Data extracted from a collection
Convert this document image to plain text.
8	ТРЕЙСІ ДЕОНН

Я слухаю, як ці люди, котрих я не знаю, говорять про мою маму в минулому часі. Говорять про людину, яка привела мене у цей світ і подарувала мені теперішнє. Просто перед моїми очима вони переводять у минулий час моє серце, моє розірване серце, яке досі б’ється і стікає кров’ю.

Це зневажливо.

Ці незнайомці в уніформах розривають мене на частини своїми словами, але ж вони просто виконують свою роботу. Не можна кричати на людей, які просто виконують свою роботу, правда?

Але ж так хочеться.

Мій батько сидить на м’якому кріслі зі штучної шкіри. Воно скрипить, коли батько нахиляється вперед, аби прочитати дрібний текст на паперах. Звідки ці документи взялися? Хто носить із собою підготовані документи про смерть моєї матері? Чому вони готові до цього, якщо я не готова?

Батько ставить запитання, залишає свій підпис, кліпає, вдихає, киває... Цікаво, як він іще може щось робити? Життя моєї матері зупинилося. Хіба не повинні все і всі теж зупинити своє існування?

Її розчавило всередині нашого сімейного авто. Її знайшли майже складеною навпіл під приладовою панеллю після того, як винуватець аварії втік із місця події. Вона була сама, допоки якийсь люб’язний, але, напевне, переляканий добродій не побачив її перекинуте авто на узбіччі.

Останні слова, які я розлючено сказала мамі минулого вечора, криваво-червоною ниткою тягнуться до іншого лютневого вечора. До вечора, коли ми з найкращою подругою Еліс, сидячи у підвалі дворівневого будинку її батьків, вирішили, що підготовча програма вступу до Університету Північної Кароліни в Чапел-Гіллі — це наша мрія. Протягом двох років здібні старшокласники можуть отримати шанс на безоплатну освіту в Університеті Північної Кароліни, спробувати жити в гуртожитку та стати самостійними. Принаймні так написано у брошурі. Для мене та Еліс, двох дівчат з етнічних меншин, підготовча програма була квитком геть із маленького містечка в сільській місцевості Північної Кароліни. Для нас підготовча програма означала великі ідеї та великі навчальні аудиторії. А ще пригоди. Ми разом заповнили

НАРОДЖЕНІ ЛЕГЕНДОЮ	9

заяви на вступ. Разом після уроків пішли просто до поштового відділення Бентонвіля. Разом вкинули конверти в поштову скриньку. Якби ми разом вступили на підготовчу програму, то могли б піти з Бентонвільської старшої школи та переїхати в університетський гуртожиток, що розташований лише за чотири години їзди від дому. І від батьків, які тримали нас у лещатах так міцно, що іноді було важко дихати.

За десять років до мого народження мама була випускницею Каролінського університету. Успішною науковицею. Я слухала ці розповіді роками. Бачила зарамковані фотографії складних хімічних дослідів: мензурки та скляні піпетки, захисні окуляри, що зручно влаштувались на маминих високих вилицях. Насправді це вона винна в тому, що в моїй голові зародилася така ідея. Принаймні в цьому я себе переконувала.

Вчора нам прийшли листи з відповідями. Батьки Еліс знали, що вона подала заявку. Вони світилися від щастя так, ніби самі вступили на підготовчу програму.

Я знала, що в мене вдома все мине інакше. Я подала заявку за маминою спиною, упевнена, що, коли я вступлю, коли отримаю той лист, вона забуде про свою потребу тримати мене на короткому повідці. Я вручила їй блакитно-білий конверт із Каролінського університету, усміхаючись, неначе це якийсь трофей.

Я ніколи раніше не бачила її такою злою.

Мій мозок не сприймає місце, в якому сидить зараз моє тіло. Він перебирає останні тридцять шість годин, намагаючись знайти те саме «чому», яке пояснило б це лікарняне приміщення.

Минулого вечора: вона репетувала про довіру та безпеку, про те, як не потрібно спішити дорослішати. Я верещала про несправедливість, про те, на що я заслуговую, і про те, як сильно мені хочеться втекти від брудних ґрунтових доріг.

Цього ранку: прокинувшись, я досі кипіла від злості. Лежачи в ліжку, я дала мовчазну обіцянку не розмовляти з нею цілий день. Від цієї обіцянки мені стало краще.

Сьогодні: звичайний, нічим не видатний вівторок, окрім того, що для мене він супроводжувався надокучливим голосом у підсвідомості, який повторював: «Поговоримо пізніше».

* Exercise aim *
Each entry must be reproduced verbatim.

* Finished exercise *
Convert this document image to plain text.
8	ТРЕЙСІ ДЕОНН

Я слухаю, як ці люди, котрих я не знаю, говорять про мою маму в минулому часі. Говорять про людину, яка привела мене у цей світ і подарувала мені теперішнє. Просто перед моїми очима вони переводять у минулий час моє серце, моє розірване серце, яке досі б’ється і стікає кров’ю.

Це зневажливо.

Ці незнайомці в уніформах розривають мене на частини своїми словами, але ж вони просто виконують свою роботу. Не можна кричати на людей, які просто виконують свою роботу, правда?

Але ж так хочеться.

Мій батько сидить на м’якому кріслі зі штучної шкіри. Воно скрипить, коли батько нахиляється вперед, аби прочитати дрібний текст на паперах. Звідки ці документи взялися? Хто носить із собою підготовані документи про смерть моєї матері? Чому вони готові до цього, якщо я не готова?

Батько ставить запитання, залишає свій підпис, кліпає, вдихає, киває... Цікаво, як він іще може щось робити? Життя моєї матері зупинилося. Хіба не повинні все і всі теж зупинити своє існування?

Її розчавило всередині нашого сімейного авто. Її знайшли майже складеною навпіл під приладовою панеллю після того, як винуватець аварії втік із місця події. Вона була сама, допоки якийсь люб’язний, але, напевне, переляканий добродій не побачив її перекинуте авто на узбіччі.

Останні слова, які я розлючено сказала мамі минулого вечора, криваво-червоною ниткою тягнуться до іншого лютневого вечора. До вечора, коли ми з найкращою подругою Еліс, сидячи у підвалі дворівневого будинку її батьків, вирішили, що підготовча програма вступу до Університету Північної Кароліни в Чапел-Гіллі — це наша мрія. Протягом двох років здібні старшокласники можуть отримати шанс на безоплатну освіту в Університеті Північної Кароліни, спробувати жити в гуртожитку та стати самостійними. Принаймні так написано у брошурі. Для мене та Еліс, двох дівчат з етнічних меншин, підготовча програма була квитком геть із маленького містечка в сільській місцевості Північної Кароліни. Для нас підготовча програма означала великі ідеї та великі навчальні аудиторії. А ще пригоди. Ми разом заповнили

НАРОДЖЕНІ ЛЕГЕНДОЮ	9

заяви на вступ. Разом після уроків пішли просто до поштового відділення Бентонвіля. Разом вкинули конверти в поштову скриньку. Якби ми разом вступили на підготовчу програму, то могли б піти з Бентонвільської старшої школи та переїхати в університетський гуртожиток, що розташований лише за чотири години їзди від дому. І від батьків, які тримали нас у лещатах так міцно, що іноді було важко дихати.

За десять років до мого народження мама була випускницею Каролінського університету. Успішною науковицею. Я слухала ці розповіді роками. Бачила зарамковані фотографії складних хімічних дослідів: мензурки та скляні піпетки, захисні окуляри, що зручно влаштувались на маминих високих вилицях. Насправді це вона винна в тому, що в моїй голові зародилася така ідея. Принаймні в цьому я себе переконувала.

Вчора нам прийшли листи з відповідями. Батьки Еліс знали, що вона подала заявку. Вони світилися від щастя так, ніби самі вступили на підготовчу програму.

Я знала, що в мене вдома все мине інакше. Я подала заявку за маминою спиною, упевнена, що, коли я вступлю, коли отримаю той лист, вона забуде про свою потребу тримати мене на короткому повідці. Я вручила їй блакитно-білий конверт із Каролінського університету, усміхаючись, неначе це якийсь трофей.

Я ніколи раніше не бачила її такою злою.

Мій мозок не сприймає місце, в якому сидить зараз моє тіло. Він перебирає останні тридцять шість годин, намагаючись знайти те саме «чому», яке пояснило б це лікарняне приміщення.

Минулого вечора: вона репетувала про довіру та безпеку, про те, як не потрібно спішити дорослішати. Я верещала про несправедливість, про те, на що я заслуговую, і про те, як сильно мені хочеться втекти від брудних ґрунтових доріг.

Цього ранку: прокинувшись, я досі кипіла від злості. Лежачи в ліжку, я дала мовчазну обіцянку не розмовляти з нею цілий день. Від цієї обіцянки мені стало краще.

Сьогодні: звичайний, нічим не видатний вівторок, окрім того, що для мене він супроводжувався надокучливим голосом у підсвідомості, який повторював: «Поговоримо пізніше».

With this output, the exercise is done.